Return each line that holds the word "一带一路".

Start RECORDS SHOWN

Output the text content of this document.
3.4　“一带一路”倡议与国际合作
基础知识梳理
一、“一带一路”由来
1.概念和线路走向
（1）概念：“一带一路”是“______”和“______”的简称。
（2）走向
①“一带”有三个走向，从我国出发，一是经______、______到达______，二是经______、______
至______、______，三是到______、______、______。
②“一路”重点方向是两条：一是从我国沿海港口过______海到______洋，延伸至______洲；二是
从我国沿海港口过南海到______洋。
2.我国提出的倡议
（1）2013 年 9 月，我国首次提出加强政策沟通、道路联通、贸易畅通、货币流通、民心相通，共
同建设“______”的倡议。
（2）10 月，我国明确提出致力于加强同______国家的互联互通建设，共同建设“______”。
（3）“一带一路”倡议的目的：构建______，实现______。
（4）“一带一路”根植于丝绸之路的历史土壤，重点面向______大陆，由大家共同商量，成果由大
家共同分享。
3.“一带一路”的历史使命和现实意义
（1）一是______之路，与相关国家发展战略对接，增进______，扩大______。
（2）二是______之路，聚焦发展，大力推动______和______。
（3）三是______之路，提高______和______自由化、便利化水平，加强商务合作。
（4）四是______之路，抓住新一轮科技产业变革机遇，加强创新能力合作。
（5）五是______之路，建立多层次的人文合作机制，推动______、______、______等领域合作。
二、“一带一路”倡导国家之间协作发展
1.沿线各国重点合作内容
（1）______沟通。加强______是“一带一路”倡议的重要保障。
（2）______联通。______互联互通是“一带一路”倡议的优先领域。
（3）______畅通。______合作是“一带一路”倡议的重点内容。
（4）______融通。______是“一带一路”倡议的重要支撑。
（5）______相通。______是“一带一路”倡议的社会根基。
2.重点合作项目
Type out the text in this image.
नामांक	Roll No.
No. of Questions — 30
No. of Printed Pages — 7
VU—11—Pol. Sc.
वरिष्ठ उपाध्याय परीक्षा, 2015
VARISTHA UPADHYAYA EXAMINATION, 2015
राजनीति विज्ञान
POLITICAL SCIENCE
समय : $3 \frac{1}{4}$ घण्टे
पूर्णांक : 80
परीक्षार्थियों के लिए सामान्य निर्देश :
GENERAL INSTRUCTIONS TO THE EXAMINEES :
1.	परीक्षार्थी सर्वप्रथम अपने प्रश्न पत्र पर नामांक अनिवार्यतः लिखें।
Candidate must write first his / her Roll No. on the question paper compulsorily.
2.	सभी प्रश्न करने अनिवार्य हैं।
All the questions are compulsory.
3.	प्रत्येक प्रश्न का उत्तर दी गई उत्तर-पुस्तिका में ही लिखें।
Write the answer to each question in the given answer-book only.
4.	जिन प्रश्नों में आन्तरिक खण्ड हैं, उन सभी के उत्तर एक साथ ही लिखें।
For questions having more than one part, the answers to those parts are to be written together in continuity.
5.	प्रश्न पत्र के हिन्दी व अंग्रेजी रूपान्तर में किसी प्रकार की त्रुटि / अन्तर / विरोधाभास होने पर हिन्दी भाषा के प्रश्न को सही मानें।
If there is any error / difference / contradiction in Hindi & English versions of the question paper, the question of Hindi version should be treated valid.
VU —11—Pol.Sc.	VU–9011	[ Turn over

End RECORDS SHOWN

» **TASK RESPONSE**
3.4　“一带一路”倡议与国际合作
一、“一带一路”由来
（1）概念：“一带一路”是“______”和“______”的简称。
（3）“一带一路”倡议的目的：构建______，实现______。
（4）“一带一路”根植于丝绸之路的历史土壤，重点面向______大陆，由大家共同商量，成果由大
3.“一带一路”的历史使命和现实意义
二、“一带一路”倡导国家之间协作发展
（1）______沟通。加强______是“一带一路”倡议的重要保障。
（2）______联通。______互联互通是“一带一路”倡议的优先领域。
（3）______畅通。______合作是“一带一路”倡议的重点内容。
（4）______融通。______是“一带一路”倡议的重要支撑。
（5）______相通。______是“一带一路”倡议的社会根基。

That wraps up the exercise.